RECORDS FOR THE EXERCISE:
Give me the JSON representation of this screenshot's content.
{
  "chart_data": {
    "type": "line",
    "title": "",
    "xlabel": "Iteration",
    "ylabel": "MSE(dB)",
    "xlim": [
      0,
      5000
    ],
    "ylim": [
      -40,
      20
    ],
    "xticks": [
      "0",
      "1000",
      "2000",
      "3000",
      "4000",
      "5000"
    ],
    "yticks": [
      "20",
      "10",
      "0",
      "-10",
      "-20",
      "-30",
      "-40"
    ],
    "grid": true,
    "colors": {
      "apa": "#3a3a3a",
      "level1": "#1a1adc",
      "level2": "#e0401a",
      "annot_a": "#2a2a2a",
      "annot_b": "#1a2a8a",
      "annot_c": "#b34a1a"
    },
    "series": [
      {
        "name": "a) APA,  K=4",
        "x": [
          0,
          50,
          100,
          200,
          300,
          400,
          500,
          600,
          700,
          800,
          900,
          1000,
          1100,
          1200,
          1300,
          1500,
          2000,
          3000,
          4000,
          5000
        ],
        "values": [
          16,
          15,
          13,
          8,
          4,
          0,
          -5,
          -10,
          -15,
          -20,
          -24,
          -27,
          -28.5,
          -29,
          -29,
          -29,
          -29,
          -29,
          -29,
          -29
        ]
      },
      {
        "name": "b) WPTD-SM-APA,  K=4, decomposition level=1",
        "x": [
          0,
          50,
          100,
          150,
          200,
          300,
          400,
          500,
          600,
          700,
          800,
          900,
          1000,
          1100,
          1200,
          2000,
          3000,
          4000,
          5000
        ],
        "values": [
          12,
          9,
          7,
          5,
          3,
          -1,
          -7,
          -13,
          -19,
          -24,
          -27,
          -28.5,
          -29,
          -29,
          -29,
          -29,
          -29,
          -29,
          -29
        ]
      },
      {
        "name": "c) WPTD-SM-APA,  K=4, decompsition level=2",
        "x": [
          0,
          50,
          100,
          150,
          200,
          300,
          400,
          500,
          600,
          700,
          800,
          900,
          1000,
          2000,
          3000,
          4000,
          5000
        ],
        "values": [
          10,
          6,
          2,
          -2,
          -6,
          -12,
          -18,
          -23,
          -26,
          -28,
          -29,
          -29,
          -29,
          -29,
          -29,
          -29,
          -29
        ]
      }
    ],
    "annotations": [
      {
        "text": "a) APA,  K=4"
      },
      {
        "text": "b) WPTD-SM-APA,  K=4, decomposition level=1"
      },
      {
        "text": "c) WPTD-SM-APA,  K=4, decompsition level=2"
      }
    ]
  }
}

AIM: All of the data must be returned exactly.

REPLY:
Give me the JSON representation of this screenshot's content.
{
  "chart_data": {
    "type": "line",
    "title": "",
    "xlabel": "Iteration",
    "ylabel": "MSE(dB)",
    "xlim": [
      0,
      5000
    ],
    "ylim": [
      -40,
      20
    ],
    "xticks": [
      "0",
      "1000",
      "2000",
      "3000",
      "4000",
      "5000"
    ],
    "yticks": [
      "20",
      "10",
      "0",
      "-10",
      "-20",
      "-30",
      "-40"
    ],
    "grid": true,
    "colors": {
      "apa": "#3a3a3a",
      "level1": "#1a1adc",
      "level2": "#e0401a",
      "annot_a": "#2a2a2a",
      "annot_b": "#1a2a8a",
      "annot_c": "#b34a1a"
    },
    "series": [
      {
        "name": "a) APA,  K=4",
        "x": [
          0,
          50,
          100,
          200,
          300,
          400,
          500,
          600,
          700,
          800,
          900,
          1000,
          1100,
          1200,
          1300,
          1500,
          2000,
          3000,
          4000,
          5000
        ],
        "values": [
          16,
          15,
          13,
          8,
          4,
          0,
          -5,
          -10,
          -15,
          -20,
          -24,
          -27,
          -28.5,
          -29,
          -29,
          -29,
          -29,
          -29,
          -29,
          -29
        ]
      },
      {
        "name": "b) WPTD-SM-APA,  K=4, decomposition level=1",
        "x": [
          0,
          50,
          100,
          150,
          200,
          300,
          400,
          500,
          600,
          700,
          800,
          900,
          1000,
          1100,
          1200,
          2000,
          3000,
          4000,
          5000
        ],
        "values": [
          12,
          9,
          7,
          5,
          3,
          -1,
          -7,
          -13,
          -19,
          -24,
          -27,
          -28.5,
          -29,
          -29,
          -29,
          -29,
          -29,
          -29,
          -29
        ]
      },
      {
        "name": "c) WPTD-SM-APA,  K=4, decompsition level=2",
        "x": [
          0,
          50,
          100,
          150,
          200,
          300,
          400,
          500,
          600,
          700,
          800,
          900,
          1000,
          2000,
          3000,
          4000,
          5000
        ],
        "values": [
          10,
          6,
          2,
          -2,
          -6,
          -12,
          -18,
          -23,
          -26,
          -28,
          -29,
          -29,
          -29,
          -29,
          -29,
          -29,
          -29
        ]
      }
    ],
    "annotations": [
      {
        "text": "a) APA,  K=4"
      },
      {
        "text": "b) WPTD-SM-APA,  K=4, decomposition level=1"
      },
      {
        "text": "c) WPTD-SM-APA,  K=4, decompsition level=2"
      }
    ]
  }
}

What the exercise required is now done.